(Items from a data source)
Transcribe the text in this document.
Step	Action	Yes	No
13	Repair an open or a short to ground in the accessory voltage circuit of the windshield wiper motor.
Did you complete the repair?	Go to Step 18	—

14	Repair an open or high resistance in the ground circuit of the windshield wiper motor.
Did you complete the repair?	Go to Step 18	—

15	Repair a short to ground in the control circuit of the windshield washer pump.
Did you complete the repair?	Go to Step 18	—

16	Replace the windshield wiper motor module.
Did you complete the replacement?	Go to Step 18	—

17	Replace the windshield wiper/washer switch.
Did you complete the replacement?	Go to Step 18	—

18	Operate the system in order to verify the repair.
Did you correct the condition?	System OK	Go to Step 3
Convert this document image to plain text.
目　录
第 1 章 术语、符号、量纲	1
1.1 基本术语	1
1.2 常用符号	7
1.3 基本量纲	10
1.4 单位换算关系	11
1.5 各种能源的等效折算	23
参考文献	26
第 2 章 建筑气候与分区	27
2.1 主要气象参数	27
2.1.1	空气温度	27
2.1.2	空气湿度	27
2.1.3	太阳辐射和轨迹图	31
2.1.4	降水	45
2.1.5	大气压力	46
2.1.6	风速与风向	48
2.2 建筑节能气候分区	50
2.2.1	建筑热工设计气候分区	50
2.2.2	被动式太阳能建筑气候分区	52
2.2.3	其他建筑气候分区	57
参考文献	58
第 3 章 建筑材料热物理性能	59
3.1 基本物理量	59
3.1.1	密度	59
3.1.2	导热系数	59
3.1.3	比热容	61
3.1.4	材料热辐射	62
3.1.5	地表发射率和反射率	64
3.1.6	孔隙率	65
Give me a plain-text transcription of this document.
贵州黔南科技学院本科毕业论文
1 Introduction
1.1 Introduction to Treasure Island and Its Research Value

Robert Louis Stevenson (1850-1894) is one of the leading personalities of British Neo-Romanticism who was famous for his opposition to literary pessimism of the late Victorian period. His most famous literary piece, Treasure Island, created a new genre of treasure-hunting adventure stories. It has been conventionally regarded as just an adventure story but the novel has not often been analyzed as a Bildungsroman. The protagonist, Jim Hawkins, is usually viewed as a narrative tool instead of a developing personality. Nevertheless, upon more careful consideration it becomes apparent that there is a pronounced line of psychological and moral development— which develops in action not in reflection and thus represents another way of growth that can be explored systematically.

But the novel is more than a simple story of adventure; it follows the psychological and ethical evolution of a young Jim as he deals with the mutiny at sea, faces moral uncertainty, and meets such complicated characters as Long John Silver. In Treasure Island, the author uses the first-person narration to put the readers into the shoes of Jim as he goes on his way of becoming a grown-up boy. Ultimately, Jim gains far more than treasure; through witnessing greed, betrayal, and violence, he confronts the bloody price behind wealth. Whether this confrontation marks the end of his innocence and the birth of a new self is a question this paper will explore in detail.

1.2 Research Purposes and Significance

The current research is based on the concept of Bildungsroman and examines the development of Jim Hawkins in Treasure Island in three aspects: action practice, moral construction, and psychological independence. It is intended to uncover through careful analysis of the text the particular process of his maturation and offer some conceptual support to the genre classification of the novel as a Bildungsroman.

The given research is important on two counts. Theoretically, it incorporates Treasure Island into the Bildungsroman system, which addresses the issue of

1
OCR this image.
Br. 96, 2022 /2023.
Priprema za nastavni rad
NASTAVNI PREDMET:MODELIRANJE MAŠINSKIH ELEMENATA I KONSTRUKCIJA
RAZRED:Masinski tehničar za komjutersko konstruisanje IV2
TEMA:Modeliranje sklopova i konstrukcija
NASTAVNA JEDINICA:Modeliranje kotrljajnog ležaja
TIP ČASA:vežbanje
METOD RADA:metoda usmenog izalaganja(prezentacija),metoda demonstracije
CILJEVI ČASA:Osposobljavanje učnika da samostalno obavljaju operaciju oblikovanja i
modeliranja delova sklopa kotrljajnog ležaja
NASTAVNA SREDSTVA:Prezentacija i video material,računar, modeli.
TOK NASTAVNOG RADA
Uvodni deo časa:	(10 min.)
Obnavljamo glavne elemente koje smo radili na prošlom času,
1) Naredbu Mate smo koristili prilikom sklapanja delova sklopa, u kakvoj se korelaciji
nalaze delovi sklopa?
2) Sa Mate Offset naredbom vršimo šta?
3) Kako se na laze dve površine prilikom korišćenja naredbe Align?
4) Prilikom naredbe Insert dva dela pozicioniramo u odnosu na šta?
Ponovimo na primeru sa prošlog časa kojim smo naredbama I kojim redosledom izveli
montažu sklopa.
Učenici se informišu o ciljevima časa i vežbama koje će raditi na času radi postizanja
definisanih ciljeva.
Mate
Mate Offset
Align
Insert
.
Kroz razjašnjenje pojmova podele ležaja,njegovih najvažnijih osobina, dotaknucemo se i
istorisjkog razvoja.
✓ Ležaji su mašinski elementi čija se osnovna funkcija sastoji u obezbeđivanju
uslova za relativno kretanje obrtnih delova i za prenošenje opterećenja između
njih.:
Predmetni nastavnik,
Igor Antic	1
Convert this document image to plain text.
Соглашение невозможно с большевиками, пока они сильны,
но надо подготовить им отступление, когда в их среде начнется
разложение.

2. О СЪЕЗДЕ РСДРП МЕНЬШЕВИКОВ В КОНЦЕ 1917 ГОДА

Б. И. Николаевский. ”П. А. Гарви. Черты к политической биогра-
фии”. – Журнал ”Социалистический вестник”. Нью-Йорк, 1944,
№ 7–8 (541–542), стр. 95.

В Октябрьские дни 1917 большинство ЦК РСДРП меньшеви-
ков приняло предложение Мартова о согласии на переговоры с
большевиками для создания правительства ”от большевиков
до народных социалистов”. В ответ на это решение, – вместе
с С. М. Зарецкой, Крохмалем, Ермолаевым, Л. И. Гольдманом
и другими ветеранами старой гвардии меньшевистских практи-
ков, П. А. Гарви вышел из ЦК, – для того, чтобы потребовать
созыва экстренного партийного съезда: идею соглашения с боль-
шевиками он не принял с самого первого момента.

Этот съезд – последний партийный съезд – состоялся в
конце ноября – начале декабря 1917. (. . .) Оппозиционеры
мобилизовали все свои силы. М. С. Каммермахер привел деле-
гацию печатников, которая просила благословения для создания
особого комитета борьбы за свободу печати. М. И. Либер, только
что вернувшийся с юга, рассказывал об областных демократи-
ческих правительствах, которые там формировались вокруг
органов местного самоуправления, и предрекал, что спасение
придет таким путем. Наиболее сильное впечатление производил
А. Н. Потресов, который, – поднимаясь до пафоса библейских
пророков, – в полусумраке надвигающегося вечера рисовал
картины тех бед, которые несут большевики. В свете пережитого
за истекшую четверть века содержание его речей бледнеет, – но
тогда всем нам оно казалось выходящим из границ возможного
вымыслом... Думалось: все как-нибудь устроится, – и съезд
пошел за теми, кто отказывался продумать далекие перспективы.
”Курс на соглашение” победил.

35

**Objective**
Restate the listing above word for word.

**The result**
Transcribe the text in this document.
Step	Action	Yes	No
13	Repair an open or a short to ground in the accessory voltage circuit of the windshield wiper motor.
Did you complete the repair?	Go to Step 18	—

14	Repair an open or high resistance in the ground circuit of the windshield wiper motor.
Did you complete the repair?	Go to Step 18	—

15	Repair a short to ground in the control circuit of the windshield washer pump.
Did you complete the repair?	Go to Step 18	—

16	Replace the windshield wiper motor module.
Did you complete the replacement?	Go to Step 18	—

17	Replace the windshield wiper/washer switch.
Did you complete the replacement?	Go to Step 18	—

18	Operate the system in order to verify the repair.
Did you correct the condition?	System OK	Go to Step 3
Convert this document image to plain text.
目　录
第 1 章 术语、符号、量纲	1
1.1 基本术语	1
1.2 常用符号	7
1.3 基本量纲	10
1.4 单位换算关系	11
1.5 各种能源的等效折算	23
参考文献	26
第 2 章 建筑气候与分区	27
2.1 主要气象参数	27
2.1.1	空气温度	27
2.1.2	空气湿度	27
2.1.3	太阳辐射和轨迹图	31
2.1.4	降水	45
2.1.5	大气压力	46
2.1.6	风速与风向	48
2.2 建筑节能气候分区	50
2.2.1	建筑热工设计气候分区	50
2.2.2	被动式太阳能建筑气候分区	52
2.2.3	其他建筑气候分区	57
参考文献	58
第 3 章 建筑材料热物理性能	59
3.1 基本物理量	59
3.1.1	密度	59
3.1.2	导热系数	59
3.1.3	比热容	61
3.1.4	材料热辐射	62
3.1.5	地表发射率和反射率	64
3.1.6	孔隙率	65
Give me a plain-text transcription of this document.
贵州黔南科技学院本科毕业论文
1 Introduction
1.1 Introduction to Treasure Island and Its Research Value

Robert Louis Stevenson (1850-1894) is one of the leading personalities of British Neo-Romanticism who was famous for his opposition to literary pessimism of the late Victorian period. His most famous literary piece, Treasure Island, created a new genre of treasure-hunting adventure stories. It has been conventionally regarded as just an adventure story but the novel has not often been analyzed as a Bildungsroman. The protagonist, Jim Hawkins, is usually viewed as a narrative tool instead of a developing personality. Nevertheless, upon more careful consideration it becomes apparent that there is a pronounced line of psychological and moral development— which develops in action not in reflection and thus represents another way of growth that can be explored systematically.

But the novel is more than a simple story of adventure; it follows the psychological and ethical evolution of a young Jim as he deals with the mutiny at sea, faces moral uncertainty, and meets such complicated characters as Long John Silver. In Treasure Island, the author uses the first-person narration to put the readers into the shoes of Jim as he goes on his way of becoming a grown-up boy. Ultimately, Jim gains far more than treasure; through witnessing greed, betrayal, and violence, he confronts the bloody price behind wealth. Whether this confrontation marks the end of his innocence and the birth of a new self is a question this paper will explore in detail.

1.2 Research Purposes and Significance

The current research is based on the concept of Bildungsroman and examines the development of Jim Hawkins in Treasure Island in three aspects: action practice, moral construction, and psychological independence. It is intended to uncover through careful analysis of the text the particular process of his maturation and offer some conceptual support to the genre classification of the novel as a Bildungsroman.

The given research is important on two counts. Theoretically, it incorporates Treasure Island into the Bildungsroman system, which addresses the issue of

1
OCR this image.
Br. 96, 2022 /2023.
Priprema za nastavni rad
NASTAVNI PREDMET:MODELIRANJE MAŠINSKIH ELEMENATA I KONSTRUKCIJA
RAZRED:Masinski tehničar za komjutersko konstruisanje IV2
TEMA:Modeliranje sklopova i konstrukcija
NASTAVNA JEDINICA:Modeliranje kotrljajnog ležaja
TIP ČASA:vežbanje
METOD RADA:metoda usmenog izalaganja(prezentacija),metoda demonstracije
CILJEVI ČASA:Osposobljavanje učnika da samostalno obavljaju operaciju oblikovanja i
modeliranja delova sklopa kotrljajnog ležaja
NASTAVNA SREDSTVA:Prezentacija i video material,računar, modeli.
TOK NASTAVNOG RADA
Uvodni deo časa:	(10 min.)
Obnavljamo glavne elemente koje smo radili na prošlom času,
1) Naredbu Mate smo koristili prilikom sklapanja delova sklopa, u kakvoj se korelaciji
nalaze delovi sklopa?
2) Sa Mate Offset naredbom vršimo šta?
3) Kako se na laze dve površine prilikom korišćenja naredbe Align?
4) Prilikom naredbe Insert dva dela pozicioniramo u odnosu na šta?
Ponovimo na primeru sa prošlog časa kojim smo naredbama I kojim redosledom izveli
montažu sklopa.
Učenici se informišu o ciljevima časa i vežbama koje će raditi na času radi postizanja
definisanih ciljeva.
Mate
Mate Offset
Align
Insert
.
Kroz razjašnjenje pojmova podele ležaja,njegovih najvažnijih osobina, dotaknucemo se i
istorisjkog razvoja.
✓ Ležaji su mašinski elementi čija se osnovna funkcija sastoji u obezbeđivanju
uslova za relativno kretanje obrtnih delova i za prenošenje opterećenja između
njih.:
Predmetni nastavnik,
Igor Antic	1
Convert this document image to plain text.
Соглашение невозможно с большевиками, пока они сильны,
но надо подготовить им отступление, когда в их среде начнется
разложение.

2. О СЪЕЗДЕ РСДРП МЕНЬШЕВИКОВ В КОНЦЕ 1917 ГОДА

Б. И. Николаевский. ”П. А. Гарви. Черты к политической биогра-
фии”. – Журнал ”Социалистический вестник”. Нью-Йорк, 1944,
№ 7–8 (541–542), стр. 95.

В Октябрьские дни 1917 большинство ЦК РСДРП меньшеви-
ков приняло предложение Мартова о согласии на переговоры с
большевиками для создания правительства ”от большевиков
до народных социалистов”. В ответ на это решение, – вместе
с С. М. Зарецкой, Крохмалем, Ермолаевым, Л. И. Гольдманом
и другими ветеранами старой гвардии меньшевистских практи-
ков, П. А. Гарви вышел из ЦК, – для того, чтобы потребовать
созыва экстренного партийного съезда: идею соглашения с боль-
шевиками он не принял с самого первого момента.

Этот съезд – последний партийный съезд – состоялся в
конце ноября – начале декабря 1917. (. . .) Оппозиционеры
мобилизовали все свои силы. М. С. Каммермахер привел деле-
гацию печатников, которая просила благословения для создания
особого комитета борьбы за свободу печати. М. И. Либер, только
что вернувшийся с юга, рассказывал об областных демократи-
ческих правительствах, которые там формировались вокруг
органов местного самоуправления, и предрекал, что спасение
придет таким путем. Наиболее сильное впечатление производил
А. Н. Потресов, который, – поднимаясь до пафоса библейских
пророков, – в полусумраке надвигающегося вечера рисовал
картины тех бед, которые несут большевики. В свете пережитого
за истекшую четверть века содержание его речей бледнеет, – но
тогда всем нам оно казалось выходящим из границ возможного
вымыслом... Думалось: все как-нибудь устроится, – и съезд
пошел за теми, кто отказывался продумать далекие перспективы.
”Курс на соглашение” победил.

35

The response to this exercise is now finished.